(Dataset items)
══════════

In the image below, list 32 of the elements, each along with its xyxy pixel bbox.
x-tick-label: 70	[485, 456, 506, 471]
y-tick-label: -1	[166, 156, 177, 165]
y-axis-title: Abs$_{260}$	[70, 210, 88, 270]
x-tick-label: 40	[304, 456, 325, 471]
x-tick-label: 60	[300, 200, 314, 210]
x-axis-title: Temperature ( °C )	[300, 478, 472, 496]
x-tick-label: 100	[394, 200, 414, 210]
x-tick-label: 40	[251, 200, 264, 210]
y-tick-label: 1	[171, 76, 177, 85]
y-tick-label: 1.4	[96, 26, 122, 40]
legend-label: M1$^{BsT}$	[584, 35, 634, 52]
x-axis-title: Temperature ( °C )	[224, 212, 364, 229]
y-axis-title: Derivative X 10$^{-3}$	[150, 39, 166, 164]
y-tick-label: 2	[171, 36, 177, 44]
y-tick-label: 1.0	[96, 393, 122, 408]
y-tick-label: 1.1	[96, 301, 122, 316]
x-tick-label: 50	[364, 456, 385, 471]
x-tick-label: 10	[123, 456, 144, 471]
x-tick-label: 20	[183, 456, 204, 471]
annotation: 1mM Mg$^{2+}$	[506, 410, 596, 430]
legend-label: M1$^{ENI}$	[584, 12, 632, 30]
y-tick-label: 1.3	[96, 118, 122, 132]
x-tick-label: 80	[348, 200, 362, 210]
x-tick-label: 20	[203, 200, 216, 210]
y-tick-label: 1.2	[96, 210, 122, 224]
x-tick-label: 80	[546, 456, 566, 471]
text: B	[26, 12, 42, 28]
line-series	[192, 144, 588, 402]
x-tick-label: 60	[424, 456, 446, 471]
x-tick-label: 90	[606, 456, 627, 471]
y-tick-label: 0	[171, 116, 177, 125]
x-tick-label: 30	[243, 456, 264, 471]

══════════

What to produce: Rewrite only the stretch of the data from its start through the line containing "456, 385, 471]", swapping every "x-tick-label" for "x-axis-tick" and leaving everything else unchanged.

Finished task:
In the image below, list 32 of the elements, each along with its xyxy pixel bbox.
x-axis-tick: 70	[485, 456, 506, 471]
y-tick-label: -1	[166, 156, 177, 165]
y-axis-title: Abs$_{260}$	[70, 210, 88, 270]
x-axis-tick: 40	[304, 456, 325, 471]
x-axis-tick: 60	[300, 200, 314, 210]
x-axis-title: Temperature ( °C )	[300, 478, 472, 496]
x-axis-tick: 100	[394, 200, 414, 210]
x-axis-tick: 40	[251, 200, 264, 210]
y-tick-label: 1	[171, 76, 177, 85]
y-tick-label: 1.4	[96, 26, 122, 40]
legend-label: M1$^{BsT}$	[584, 35, 634, 52]
x-axis-title: Temperature ( °C )	[224, 212, 364, 229]
y-axis-title: Derivative X 10$^{-3}$	[150, 39, 166, 164]
y-tick-label: 2	[171, 36, 177, 44]
y-tick-label: 1.0	[96, 393, 122, 408]
y-tick-label: 1.1	[96, 301, 122, 316]
x-axis-tick: 50	[364, 456, 385, 471]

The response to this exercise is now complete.